EXTRACTED INFORMATION:
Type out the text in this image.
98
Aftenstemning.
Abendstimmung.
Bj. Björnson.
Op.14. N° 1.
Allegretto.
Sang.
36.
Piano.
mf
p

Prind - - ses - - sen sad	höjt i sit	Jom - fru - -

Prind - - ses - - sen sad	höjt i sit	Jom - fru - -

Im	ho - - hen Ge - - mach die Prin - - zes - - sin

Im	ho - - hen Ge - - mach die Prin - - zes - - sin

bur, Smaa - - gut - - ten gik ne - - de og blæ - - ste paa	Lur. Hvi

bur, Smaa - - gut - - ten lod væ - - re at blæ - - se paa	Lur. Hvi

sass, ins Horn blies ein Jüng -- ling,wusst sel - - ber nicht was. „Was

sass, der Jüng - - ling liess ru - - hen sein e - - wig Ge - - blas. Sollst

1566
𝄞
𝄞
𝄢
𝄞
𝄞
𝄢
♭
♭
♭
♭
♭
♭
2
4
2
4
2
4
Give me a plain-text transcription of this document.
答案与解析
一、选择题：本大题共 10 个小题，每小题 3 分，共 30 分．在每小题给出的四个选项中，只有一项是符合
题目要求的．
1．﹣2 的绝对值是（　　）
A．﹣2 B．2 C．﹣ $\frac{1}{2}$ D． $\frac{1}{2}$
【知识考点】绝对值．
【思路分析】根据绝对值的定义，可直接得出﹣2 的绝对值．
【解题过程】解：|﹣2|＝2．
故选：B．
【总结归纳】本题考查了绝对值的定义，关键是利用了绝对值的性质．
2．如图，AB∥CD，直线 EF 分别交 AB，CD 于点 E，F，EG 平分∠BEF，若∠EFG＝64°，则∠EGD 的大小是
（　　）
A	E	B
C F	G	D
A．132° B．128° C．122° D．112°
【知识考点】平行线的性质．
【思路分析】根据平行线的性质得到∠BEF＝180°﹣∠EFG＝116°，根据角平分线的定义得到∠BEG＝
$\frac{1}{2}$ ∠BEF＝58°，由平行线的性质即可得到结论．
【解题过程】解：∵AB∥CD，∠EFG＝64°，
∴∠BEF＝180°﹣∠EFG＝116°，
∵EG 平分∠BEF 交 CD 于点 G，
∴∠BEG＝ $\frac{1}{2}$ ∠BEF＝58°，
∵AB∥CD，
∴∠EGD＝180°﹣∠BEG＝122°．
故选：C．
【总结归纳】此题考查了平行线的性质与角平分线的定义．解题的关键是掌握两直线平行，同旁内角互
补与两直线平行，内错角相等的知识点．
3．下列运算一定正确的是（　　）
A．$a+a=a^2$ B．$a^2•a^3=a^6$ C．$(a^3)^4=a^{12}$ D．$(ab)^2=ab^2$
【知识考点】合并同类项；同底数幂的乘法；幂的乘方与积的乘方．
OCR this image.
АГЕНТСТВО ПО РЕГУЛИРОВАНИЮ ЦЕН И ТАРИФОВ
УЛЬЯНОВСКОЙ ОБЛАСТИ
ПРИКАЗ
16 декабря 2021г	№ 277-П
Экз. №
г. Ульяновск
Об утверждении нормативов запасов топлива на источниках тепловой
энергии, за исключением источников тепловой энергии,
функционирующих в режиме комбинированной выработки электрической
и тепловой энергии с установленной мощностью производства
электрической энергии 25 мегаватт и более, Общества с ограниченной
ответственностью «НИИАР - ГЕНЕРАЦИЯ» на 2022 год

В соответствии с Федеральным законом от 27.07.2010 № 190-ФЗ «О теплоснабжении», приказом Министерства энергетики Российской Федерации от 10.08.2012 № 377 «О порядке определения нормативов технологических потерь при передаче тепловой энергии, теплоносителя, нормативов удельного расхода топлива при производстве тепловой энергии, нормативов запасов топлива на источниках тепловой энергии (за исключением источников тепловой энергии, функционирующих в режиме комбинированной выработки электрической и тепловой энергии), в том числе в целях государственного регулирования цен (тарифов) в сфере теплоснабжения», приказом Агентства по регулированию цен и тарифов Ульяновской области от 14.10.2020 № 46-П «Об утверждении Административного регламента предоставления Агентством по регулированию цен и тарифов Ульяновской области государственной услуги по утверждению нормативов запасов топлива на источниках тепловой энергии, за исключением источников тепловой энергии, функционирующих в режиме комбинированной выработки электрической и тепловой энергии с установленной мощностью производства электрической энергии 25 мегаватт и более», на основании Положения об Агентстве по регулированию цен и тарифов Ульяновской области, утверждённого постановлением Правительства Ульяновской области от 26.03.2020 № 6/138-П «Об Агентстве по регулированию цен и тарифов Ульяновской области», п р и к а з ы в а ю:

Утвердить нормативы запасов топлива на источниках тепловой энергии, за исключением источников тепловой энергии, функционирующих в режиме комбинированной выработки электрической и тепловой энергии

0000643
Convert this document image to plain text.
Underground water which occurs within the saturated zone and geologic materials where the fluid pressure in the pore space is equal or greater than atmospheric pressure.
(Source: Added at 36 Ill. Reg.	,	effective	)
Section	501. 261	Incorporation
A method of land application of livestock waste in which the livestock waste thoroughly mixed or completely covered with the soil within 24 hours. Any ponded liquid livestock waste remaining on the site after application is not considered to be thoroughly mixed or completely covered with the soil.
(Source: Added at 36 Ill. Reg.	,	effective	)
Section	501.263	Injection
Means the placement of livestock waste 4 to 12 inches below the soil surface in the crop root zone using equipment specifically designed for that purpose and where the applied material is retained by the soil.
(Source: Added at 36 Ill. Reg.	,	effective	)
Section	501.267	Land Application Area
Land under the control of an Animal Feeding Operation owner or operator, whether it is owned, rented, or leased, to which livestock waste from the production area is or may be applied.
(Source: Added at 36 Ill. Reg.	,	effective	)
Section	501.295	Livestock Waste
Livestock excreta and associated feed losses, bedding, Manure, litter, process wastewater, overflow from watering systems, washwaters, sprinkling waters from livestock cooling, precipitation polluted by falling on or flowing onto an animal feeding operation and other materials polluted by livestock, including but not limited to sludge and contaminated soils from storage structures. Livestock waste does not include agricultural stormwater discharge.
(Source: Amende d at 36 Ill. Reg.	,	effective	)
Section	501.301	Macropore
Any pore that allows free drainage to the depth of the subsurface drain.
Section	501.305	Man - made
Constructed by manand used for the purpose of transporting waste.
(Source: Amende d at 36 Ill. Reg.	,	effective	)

TASK INSTRUCTIONS: Please output the entire listing exactly as it stands.

IN RESPONSE:
Type out the text in this image.
98
Aftenstemning.
Abendstimmung.
Bj. Björnson.
Op.14. N° 1.
Allegretto.
Sang.
36.
Piano.
mf
p

Prind - - ses - - sen sad	höjt i sit	Jom - fru - -

Prind - - ses - - sen sad	höjt i sit	Jom - fru - -

Im	ho - - hen Ge - - mach die Prin - - zes - - sin

Im	ho - - hen Ge - - mach die Prin - - zes - - sin

bur, Smaa - - gut - - ten gik ne - - de og blæ - - ste paa	Lur. Hvi

bur, Smaa - - gut - - ten lod væ - - re at blæ - - se paa	Lur. Hvi

sass, ins Horn blies ein Jüng -- ling,wusst sel - - ber nicht was. „Was

sass, der Jüng - - ling liess ru - - hen sein e - - wig Ge - - blas. Sollst

1566
𝄞
𝄞
𝄢
𝄞
𝄞
𝄢
♭
♭
♭
♭
♭
♭
2
4
2
4
2
4
Give me a plain-text transcription of this document.
答案与解析
一、选择题：本大题共 10 个小题，每小题 3 分，共 30 分．在每小题给出的四个选项中，只有一项是符合
题目要求的．
1．﹣2 的绝对值是（　　）
A．﹣2 B．2 C．﹣ $\frac{1}{2}$ D． $\frac{1}{2}$
【知识考点】绝对值．
【思路分析】根据绝对值的定义，可直接得出﹣2 的绝对值．
【解题过程】解：|﹣2|＝2．
故选：B．
【总结归纳】本题考查了绝对值的定义，关键是利用了绝对值的性质．
2．如图，AB∥CD，直线 EF 分别交 AB，CD 于点 E，F，EG 平分∠BEF，若∠EFG＝64°，则∠EGD 的大小是
（　　）
A	E	B
C F	G	D
A．132° B．128° C．122° D．112°
【知识考点】平行线的性质．
【思路分析】根据平行线的性质得到∠BEF＝180°﹣∠EFG＝116°，根据角平分线的定义得到∠BEG＝
$\frac{1}{2}$ ∠BEF＝58°，由平行线的性质即可得到结论．
【解题过程】解：∵AB∥CD，∠EFG＝64°，
∴∠BEF＝180°﹣∠EFG＝116°，
∵EG 平分∠BEF 交 CD 于点 G，
∴∠BEG＝ $\frac{1}{2}$ ∠BEF＝58°，
∵AB∥CD，
∴∠EGD＝180°﹣∠BEG＝122°．
故选：C．
【总结归纳】此题考查了平行线的性质与角平分线的定义．解题的关键是掌握两直线平行，同旁内角互
补与两直线平行，内错角相等的知识点．
3．下列运算一定正确的是（　　）
A．$a+a=a^2$ B．$a^2•a^3=a^6$ C．$(a^3)^4=a^{12}$ D．$(ab)^2=ab^2$
【知识考点】合并同类项；同底数幂的乘法；幂的乘方与积的乘方．
OCR this image.
АГЕНТСТВО ПО РЕГУЛИРОВАНИЮ ЦЕН И ТАРИФОВ
УЛЬЯНОВСКОЙ ОБЛАСТИ
ПРИКАЗ
16 декабря 2021г	№ 277-П
Экз. №
г. Ульяновск
Об утверждении нормативов запасов топлива на источниках тепловой
энергии, за исключением источников тепловой энергии,
функционирующих в режиме комбинированной выработки электрической
и тепловой энергии с установленной мощностью производства
электрической энергии 25 мегаватт и более, Общества с ограниченной
ответственностью «НИИАР - ГЕНЕРАЦИЯ» на 2022 год

В соответствии с Федеральным законом от 27.07.2010 № 190-ФЗ «О теплоснабжении», приказом Министерства энергетики Российской Федерации от 10.08.2012 № 377 «О порядке определения нормативов технологических потерь при передаче тепловой энергии, теплоносителя, нормативов удельного расхода топлива при производстве тепловой энергии, нормативов запасов топлива на источниках тепловой энергии (за исключением источников тепловой энергии, функционирующих в режиме комбинированной выработки электрической и тепловой энергии), в том числе в целях государственного регулирования цен (тарифов) в сфере теплоснабжения», приказом Агентства по регулированию цен и тарифов Ульяновской области от 14.10.2020 № 46-П «Об утверждении Административного регламента предоставления Агентством по регулированию цен и тарифов Ульяновской области государственной услуги по утверждению нормативов запасов топлива на источниках тепловой энергии, за исключением источников тепловой энергии, функционирующих в режиме комбинированной выработки электрической и тепловой энергии с установленной мощностью производства электрической энергии 25 мегаватт и более», на основании Положения об Агентстве по регулированию цен и тарифов Ульяновской области, утверждённого постановлением Правительства Ульяновской области от 26.03.2020 № 6/138-П «Об Агентстве по регулированию цен и тарифов Ульяновской области», п р и к а з ы в а ю:

Утвердить нормативы запасов топлива на источниках тепловой энергии, за исключением источников тепловой энергии, функционирующих в режиме комбинированной выработки электрической и тепловой энергии

0000643
Convert this document image to plain text.
Underground water which occurs within the saturated zone and geologic materials where the fluid pressure in the pore space is equal or greater than atmospheric pressure.
(Source: Added at 36 Ill. Reg.	,	effective	)
Section	501. 261	Incorporation
A method of land application of livestock waste in which the livestock waste thoroughly mixed or completely covered with the soil within 24 hours. Any ponded liquid livestock waste remaining on the site after application is not considered to be thoroughly mixed or completely covered with the soil.
(Source: Added at 36 Ill. Reg.	,	effective	)
Section	501.263	Injection
Means the placement of livestock waste 4 to 12 inches below the soil surface in the crop root zone using equipment specifically designed for that purpose and where the applied material is retained by the soil.
(Source: Added at 36 Ill. Reg.	,	effective	)
Section	501.267	Land Application Area
Land under the control of an Animal Feeding Operation owner or operator, whether it is owned, rented, or leased, to which livestock waste from the production area is or may be applied.
(Source: Added at 36 Ill. Reg.	,	effective	)
Section	501.295	Livestock Waste
Livestock excreta and associated feed losses, bedding, Manure, litter, process wastewater, overflow from watering systems, washwaters, sprinkling waters from livestock cooling, precipitation polluted by falling on or flowing onto an animal feeding operation and other materials polluted by livestock, including but not limited to sludge and contaminated soils from storage structures. Livestock waste does not include agricultural stormwater discharge.
(Source: Amende d at 36 Ill. Reg.	,	effective	)
Section	501.301	Macropore
Any pore that allows free drainage to the depth of the subsurface drain.
Section	501.305	Man - made
Constructed by manand used for the purpose of transporting waste.
(Source: Amende d at 36 Ill. Reg.	,	effective	)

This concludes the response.